Task objective:
Find each line holding the word "between" and give the total alone.
☆ ☆ ☆ ☆ ☆ ☆ ☆
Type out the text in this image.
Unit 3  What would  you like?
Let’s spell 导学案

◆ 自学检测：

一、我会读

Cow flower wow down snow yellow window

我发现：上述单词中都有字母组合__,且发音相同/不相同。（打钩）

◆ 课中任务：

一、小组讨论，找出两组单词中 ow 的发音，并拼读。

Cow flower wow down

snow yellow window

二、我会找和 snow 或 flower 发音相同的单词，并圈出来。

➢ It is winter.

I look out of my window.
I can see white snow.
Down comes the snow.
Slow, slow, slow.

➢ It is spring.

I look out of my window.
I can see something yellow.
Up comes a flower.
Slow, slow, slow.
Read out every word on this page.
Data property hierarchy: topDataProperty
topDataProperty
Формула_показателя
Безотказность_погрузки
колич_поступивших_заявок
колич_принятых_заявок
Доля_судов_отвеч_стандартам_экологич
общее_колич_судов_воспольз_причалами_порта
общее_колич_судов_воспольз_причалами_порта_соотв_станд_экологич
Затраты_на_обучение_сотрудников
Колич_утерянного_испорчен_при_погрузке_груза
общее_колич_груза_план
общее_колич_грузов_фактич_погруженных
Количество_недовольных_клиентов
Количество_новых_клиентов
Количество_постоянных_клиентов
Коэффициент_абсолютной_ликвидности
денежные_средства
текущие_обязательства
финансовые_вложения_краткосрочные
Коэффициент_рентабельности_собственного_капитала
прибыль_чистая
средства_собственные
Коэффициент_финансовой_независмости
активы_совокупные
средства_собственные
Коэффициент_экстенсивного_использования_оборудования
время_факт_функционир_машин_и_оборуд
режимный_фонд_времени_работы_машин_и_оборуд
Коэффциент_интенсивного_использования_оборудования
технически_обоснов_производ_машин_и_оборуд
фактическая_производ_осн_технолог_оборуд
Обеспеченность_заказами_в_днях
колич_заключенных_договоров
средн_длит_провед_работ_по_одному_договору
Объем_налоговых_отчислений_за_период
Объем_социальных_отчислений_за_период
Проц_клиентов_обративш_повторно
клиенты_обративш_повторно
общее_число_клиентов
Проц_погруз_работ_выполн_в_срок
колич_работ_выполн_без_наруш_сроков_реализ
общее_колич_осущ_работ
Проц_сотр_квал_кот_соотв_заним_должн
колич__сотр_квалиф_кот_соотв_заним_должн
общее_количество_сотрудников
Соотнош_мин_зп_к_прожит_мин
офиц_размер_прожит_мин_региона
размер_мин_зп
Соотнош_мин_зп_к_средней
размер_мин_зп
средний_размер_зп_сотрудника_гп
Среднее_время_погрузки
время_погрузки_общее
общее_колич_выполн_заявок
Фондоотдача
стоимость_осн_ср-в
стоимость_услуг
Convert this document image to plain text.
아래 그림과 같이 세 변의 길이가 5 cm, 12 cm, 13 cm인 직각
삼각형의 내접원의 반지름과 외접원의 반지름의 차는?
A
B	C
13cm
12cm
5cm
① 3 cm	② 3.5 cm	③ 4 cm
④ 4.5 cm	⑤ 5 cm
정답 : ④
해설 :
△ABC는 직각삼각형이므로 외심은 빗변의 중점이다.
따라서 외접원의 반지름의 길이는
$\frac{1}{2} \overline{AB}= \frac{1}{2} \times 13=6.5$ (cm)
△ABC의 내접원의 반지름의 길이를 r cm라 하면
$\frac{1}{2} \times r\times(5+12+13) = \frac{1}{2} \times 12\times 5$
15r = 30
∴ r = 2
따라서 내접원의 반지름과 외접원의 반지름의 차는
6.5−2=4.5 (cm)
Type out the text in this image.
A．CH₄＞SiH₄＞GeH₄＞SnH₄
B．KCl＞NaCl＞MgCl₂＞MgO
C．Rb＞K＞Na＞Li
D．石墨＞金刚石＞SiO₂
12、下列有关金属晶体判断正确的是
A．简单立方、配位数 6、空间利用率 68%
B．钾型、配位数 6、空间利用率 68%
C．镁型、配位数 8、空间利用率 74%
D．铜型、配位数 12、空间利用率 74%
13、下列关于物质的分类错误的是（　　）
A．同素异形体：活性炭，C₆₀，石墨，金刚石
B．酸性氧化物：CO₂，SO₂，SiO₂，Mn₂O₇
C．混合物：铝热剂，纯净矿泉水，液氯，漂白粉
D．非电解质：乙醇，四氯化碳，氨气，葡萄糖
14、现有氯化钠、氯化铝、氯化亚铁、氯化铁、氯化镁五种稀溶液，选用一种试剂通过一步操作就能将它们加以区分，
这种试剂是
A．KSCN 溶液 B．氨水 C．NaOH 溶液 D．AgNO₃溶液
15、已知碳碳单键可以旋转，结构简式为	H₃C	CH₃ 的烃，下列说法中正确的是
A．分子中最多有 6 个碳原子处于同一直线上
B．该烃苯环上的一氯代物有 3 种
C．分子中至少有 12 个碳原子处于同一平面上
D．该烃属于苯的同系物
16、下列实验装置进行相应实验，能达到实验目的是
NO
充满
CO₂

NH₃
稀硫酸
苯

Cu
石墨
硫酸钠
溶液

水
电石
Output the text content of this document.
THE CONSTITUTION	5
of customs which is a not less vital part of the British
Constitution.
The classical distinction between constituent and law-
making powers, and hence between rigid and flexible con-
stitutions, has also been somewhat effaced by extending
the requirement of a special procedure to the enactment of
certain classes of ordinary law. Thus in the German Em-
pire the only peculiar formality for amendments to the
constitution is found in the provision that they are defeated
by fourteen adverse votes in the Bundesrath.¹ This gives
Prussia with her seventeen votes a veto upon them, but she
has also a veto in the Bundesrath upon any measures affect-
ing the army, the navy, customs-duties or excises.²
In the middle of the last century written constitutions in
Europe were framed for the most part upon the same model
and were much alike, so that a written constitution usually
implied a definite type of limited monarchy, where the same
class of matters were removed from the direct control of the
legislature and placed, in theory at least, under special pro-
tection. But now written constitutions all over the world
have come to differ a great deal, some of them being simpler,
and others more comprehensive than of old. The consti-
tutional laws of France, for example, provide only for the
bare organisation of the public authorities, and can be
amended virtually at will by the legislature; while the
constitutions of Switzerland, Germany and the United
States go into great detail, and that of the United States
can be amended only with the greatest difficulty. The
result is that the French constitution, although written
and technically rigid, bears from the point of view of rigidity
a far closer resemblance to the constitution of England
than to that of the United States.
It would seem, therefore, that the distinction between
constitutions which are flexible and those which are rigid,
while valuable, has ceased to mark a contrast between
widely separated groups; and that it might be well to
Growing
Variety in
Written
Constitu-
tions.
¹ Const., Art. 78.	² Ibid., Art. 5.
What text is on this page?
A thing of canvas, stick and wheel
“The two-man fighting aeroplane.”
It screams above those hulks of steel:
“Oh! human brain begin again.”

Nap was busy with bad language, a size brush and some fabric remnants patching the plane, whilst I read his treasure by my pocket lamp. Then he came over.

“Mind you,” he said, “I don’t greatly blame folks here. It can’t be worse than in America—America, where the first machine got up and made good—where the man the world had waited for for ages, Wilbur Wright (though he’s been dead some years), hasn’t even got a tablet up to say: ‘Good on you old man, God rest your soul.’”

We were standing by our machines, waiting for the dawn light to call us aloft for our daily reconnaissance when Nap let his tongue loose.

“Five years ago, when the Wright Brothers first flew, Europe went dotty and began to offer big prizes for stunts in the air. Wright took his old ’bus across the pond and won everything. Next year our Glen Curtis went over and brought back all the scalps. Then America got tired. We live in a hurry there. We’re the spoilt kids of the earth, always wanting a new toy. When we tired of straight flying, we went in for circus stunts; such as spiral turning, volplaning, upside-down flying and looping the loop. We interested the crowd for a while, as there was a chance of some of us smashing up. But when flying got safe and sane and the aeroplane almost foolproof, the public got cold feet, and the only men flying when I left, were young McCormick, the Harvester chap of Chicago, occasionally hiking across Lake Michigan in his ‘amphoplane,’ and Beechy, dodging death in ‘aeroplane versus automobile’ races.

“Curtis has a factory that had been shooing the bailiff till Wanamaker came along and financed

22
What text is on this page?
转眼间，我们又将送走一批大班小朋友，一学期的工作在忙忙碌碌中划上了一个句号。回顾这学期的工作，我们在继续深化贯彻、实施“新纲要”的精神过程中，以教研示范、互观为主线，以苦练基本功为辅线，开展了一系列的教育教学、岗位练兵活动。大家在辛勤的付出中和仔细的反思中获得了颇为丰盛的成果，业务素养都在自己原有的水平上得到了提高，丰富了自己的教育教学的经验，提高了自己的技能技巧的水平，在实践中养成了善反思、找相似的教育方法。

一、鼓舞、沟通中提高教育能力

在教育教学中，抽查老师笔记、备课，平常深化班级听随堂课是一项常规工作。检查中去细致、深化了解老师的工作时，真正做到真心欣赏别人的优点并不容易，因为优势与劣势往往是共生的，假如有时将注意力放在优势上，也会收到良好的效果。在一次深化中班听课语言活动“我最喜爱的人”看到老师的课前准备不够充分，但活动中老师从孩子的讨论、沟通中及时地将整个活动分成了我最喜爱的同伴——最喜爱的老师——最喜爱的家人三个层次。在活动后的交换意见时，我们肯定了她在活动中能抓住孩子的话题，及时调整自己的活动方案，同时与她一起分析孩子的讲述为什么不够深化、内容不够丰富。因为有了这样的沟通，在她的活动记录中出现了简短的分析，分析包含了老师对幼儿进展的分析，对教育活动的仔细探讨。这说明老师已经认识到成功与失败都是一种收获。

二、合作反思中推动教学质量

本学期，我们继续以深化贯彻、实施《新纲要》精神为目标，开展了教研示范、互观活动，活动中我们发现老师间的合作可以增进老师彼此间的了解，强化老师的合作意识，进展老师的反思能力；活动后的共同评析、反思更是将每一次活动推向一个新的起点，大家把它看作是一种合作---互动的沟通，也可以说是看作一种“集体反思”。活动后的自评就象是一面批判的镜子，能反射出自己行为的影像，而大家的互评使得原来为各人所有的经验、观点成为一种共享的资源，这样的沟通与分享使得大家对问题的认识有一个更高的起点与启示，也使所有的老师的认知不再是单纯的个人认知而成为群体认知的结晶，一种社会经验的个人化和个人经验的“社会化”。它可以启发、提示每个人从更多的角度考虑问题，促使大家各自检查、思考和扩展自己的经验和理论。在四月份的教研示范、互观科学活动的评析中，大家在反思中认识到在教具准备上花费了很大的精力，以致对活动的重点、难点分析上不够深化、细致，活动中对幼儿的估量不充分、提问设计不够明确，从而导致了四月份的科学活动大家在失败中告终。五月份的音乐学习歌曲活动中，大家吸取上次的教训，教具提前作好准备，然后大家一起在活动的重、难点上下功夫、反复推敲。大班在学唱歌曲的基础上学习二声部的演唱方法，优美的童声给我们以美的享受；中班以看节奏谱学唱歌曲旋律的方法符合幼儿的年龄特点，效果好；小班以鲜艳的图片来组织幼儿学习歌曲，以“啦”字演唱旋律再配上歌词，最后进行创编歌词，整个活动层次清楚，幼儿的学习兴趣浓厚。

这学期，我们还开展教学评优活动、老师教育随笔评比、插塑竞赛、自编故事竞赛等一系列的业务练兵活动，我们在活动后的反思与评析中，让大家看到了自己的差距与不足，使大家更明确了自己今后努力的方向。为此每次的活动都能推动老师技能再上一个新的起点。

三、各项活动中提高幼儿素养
☆ ☆ ☆ ☆ ☆ ☆ ☆
Written answer:
4